__DATA SHOWN__
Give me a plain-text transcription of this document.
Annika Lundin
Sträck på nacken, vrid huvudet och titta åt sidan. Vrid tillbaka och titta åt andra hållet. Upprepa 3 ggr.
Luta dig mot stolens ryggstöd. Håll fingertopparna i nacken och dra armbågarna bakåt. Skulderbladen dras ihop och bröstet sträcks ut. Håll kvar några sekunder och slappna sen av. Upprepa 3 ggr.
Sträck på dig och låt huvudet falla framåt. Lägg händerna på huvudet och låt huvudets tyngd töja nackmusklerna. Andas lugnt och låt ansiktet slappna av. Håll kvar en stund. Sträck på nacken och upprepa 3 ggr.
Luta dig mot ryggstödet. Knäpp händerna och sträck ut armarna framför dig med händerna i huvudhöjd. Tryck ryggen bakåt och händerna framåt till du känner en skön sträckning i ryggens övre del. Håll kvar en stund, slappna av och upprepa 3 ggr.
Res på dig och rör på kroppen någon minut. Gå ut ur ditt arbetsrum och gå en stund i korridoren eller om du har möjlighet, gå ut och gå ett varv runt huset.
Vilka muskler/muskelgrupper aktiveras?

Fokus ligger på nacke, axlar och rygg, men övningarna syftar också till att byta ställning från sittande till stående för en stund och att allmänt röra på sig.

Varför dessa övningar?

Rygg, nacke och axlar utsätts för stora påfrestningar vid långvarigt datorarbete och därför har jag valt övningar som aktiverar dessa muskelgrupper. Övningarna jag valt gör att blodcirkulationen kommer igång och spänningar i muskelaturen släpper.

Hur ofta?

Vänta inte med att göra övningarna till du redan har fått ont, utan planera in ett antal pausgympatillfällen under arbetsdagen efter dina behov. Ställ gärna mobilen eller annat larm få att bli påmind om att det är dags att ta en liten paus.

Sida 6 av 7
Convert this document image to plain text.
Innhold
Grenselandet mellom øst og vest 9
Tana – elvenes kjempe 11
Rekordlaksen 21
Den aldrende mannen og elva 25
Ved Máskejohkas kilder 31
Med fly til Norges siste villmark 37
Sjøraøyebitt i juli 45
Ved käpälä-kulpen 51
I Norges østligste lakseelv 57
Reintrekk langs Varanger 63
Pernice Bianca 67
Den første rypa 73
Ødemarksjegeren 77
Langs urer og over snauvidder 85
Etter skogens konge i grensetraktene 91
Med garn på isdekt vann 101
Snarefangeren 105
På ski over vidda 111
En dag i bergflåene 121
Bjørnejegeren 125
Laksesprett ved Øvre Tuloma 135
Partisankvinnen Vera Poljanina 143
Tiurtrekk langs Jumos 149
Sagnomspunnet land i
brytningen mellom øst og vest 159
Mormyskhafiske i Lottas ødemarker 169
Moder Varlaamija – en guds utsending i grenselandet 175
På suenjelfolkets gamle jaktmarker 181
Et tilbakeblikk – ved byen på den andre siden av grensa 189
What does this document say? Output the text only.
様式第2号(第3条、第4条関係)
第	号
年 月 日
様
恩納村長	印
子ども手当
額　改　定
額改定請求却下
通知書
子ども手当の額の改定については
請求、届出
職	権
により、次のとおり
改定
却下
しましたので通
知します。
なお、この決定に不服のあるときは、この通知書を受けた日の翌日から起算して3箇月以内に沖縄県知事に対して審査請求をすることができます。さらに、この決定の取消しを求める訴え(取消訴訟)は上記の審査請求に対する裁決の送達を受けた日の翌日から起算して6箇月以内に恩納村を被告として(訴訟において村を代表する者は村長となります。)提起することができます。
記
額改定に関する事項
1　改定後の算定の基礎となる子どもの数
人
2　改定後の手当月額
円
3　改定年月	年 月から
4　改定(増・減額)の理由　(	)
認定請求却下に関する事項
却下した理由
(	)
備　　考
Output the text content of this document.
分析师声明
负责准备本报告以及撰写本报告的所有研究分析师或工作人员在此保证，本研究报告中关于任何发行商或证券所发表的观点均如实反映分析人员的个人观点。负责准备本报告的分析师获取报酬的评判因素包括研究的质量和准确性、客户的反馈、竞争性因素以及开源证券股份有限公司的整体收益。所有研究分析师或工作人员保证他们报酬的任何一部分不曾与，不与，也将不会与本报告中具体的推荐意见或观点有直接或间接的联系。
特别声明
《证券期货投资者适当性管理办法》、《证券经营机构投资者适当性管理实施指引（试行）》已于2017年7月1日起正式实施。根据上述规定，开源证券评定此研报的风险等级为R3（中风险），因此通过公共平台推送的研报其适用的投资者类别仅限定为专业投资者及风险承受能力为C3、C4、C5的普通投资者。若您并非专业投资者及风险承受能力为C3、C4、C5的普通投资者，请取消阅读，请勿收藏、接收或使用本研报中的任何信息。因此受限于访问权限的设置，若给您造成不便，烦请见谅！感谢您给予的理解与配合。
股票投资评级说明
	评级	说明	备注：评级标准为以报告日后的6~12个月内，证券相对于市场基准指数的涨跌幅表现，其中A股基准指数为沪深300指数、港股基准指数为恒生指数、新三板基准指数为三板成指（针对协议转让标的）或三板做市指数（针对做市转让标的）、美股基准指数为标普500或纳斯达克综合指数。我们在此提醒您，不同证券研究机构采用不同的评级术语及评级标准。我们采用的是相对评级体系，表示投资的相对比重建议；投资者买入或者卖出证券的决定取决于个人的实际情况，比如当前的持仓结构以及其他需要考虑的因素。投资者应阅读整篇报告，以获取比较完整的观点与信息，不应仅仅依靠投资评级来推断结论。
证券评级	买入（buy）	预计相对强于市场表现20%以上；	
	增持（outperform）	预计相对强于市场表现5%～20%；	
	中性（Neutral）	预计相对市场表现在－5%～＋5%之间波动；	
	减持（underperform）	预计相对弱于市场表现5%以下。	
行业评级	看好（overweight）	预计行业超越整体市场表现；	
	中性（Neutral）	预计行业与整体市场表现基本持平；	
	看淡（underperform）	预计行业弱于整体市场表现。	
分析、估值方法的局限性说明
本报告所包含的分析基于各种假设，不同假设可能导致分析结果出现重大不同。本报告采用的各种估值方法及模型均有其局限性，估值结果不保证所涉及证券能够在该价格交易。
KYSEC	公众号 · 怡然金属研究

__EXERCISE TASK__
Print only the lines from the one with "What does this" to the end of the records, both included.

__OUTPUT OF THE EXERCISE__
What does this document say? Output the text only.
様式第2号(第3条、第4条関係)
第	号
年 月 日
様
恩納村長	印
子ども手当
額　改　定
額改定請求却下
通知書
子ども手当の額の改定については
請求、届出
職	権
により、次のとおり
改定
却下
しましたので通
知します。
なお、この決定に不服のあるときは、この通知書を受けた日の翌日から起算して3箇月以内に沖縄県知事に対して審査請求をすることができます。さらに、この決定の取消しを求める訴え(取消訴訟)は上記の審査請求に対する裁決の送達を受けた日の翌日から起算して6箇月以内に恩納村を被告として(訴訟において村を代表する者は村長となります。)提起することができます。
記
額改定に関する事項
1　改定後の算定の基礎となる子どもの数
人
2　改定後の手当月額
円
3　改定年月	年 月から
4　改定(増・減額)の理由　(	)
認定請求却下に関する事項
却下した理由
(	)
備　　考
Output the text content of this document.
分析师声明
负责准备本报告以及撰写本报告的所有研究分析师或工作人员在此保证，本研究报告中关于任何发行商或证券所发表的观点均如实反映分析人员的个人观点。负责准备本报告的分析师获取报酬的评判因素包括研究的质量和准确性、客户的反馈、竞争性因素以及开源证券股份有限公司的整体收益。所有研究分析师或工作人员保证他们报酬的任何一部分不曾与，不与，也将不会与本报告中具体的推荐意见或观点有直接或间接的联系。
特别声明
《证券期货投资者适当性管理办法》、《证券经营机构投资者适当性管理实施指引（试行）》已于2017年7月1日起正式实施。根据上述规定，开源证券评定此研报的风险等级为R3（中风险），因此通过公共平台推送的研报其适用的投资者类别仅限定为专业投资者及风险承受能力为C3、C4、C5的普通投资者。若您并非专业投资者及风险承受能力为C3、C4、C5的普通投资者，请取消阅读，请勿收藏、接收或使用本研报中的任何信息。因此受限于访问权限的设置，若给您造成不便，烦请见谅！感谢您给予的理解与配合。
股票投资评级说明
	评级	说明	备注：评级标准为以报告日后的6~12个月内，证券相对于市场基准指数的涨跌幅表现，其中A股基准指数为沪深300指数、港股基准指数为恒生指数、新三板基准指数为三板成指（针对协议转让标的）或三板做市指数（针对做市转让标的）、美股基准指数为标普500或纳斯达克综合指数。我们在此提醒您，不同证券研究机构采用不同的评级术语及评级标准。我们采用的是相对评级体系，表示投资的相对比重建议；投资者买入或者卖出证券的决定取决于个人的实际情况，比如当前的持仓结构以及其他需要考虑的因素。投资者应阅读整篇报告，以获取比较完整的观点与信息，不应仅仅依靠投资评级来推断结论。
证券评级	买入（buy）	预计相对强于市场表现20%以上；	
	增持（outperform）	预计相对强于市场表现5%～20%；	
	中性（Neutral）	预计相对市场表现在－5%～＋5%之间波动；	
	减持（underperform）	预计相对弱于市场表现5%以下。	
行业评级	看好（overweight）	预计行业超越整体市场表现；	
	中性（Neutral）	预计行业与整体市场表现基本持平；	
	看淡（underperform）	预计行业弱于整体市场表现。	
分析、估值方法的局限性说明
本报告所包含的分析基于各种假设，不同假设可能导致分析结果出现重大不同。本报告采用的各种估值方法及模型均有其局限性，估值结果不保证所涉及证券能够在该价格交易。
KYSEC	公众号 · 怡然金属研究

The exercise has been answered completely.